## [PROBLEM DESCRIPTION]
From the listing below, pull out the lines that hold "marker".

## [DATA ENTRIES]
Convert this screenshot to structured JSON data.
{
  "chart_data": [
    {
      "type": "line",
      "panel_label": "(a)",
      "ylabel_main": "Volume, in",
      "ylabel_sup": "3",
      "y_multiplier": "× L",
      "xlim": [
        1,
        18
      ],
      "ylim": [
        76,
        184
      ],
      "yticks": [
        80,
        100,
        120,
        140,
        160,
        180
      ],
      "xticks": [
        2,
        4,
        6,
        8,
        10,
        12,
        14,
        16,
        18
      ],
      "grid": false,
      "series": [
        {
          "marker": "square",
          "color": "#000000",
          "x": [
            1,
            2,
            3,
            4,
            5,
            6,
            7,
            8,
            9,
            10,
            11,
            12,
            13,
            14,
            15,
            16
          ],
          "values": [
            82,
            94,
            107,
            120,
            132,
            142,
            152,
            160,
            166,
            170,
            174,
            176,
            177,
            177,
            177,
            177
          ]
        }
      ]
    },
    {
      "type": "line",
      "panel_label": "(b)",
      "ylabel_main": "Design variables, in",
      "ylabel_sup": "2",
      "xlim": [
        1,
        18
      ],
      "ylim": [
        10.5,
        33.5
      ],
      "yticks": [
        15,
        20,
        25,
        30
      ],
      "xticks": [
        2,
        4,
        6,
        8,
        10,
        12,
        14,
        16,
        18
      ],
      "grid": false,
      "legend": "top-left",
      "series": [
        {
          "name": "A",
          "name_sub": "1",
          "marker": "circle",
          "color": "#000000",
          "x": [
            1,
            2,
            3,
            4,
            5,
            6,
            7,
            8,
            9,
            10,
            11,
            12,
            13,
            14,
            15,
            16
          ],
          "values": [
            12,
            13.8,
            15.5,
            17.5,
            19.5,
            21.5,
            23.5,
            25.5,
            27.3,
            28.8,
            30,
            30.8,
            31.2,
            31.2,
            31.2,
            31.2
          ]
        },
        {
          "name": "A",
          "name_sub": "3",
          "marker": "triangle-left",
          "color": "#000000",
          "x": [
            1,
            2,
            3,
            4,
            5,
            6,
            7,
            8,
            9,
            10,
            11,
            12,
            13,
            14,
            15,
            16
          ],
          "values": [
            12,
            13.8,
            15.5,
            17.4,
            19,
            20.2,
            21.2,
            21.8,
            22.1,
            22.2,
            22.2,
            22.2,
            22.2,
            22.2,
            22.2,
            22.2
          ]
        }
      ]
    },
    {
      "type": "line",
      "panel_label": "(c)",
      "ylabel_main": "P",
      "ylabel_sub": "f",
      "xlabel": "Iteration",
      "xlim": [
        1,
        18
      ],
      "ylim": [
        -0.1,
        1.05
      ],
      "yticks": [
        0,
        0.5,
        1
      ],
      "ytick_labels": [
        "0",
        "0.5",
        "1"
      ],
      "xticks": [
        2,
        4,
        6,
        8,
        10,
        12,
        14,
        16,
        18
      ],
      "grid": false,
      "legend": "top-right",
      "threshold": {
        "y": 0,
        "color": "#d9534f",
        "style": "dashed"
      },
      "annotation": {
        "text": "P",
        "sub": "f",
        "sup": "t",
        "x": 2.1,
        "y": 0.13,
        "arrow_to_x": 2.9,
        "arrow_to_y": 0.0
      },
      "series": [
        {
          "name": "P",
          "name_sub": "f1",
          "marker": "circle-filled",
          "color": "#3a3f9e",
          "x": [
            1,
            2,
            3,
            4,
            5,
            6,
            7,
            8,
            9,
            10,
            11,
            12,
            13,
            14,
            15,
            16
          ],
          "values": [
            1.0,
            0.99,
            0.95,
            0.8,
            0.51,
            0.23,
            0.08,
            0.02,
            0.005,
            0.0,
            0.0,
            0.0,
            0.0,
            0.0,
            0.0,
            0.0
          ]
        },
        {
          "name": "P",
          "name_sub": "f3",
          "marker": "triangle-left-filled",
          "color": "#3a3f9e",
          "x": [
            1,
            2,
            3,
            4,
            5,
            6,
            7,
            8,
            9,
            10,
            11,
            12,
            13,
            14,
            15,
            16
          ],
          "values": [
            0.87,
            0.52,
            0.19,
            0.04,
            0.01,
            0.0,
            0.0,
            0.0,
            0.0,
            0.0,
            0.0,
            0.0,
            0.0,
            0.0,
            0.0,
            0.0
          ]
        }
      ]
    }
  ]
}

## [RESPONSE]
          "marker": "square",
          "marker": "circle",
          "marker": "triangle-left",
          "marker": "circle-filled",
          "marker": "triangle-left-filled",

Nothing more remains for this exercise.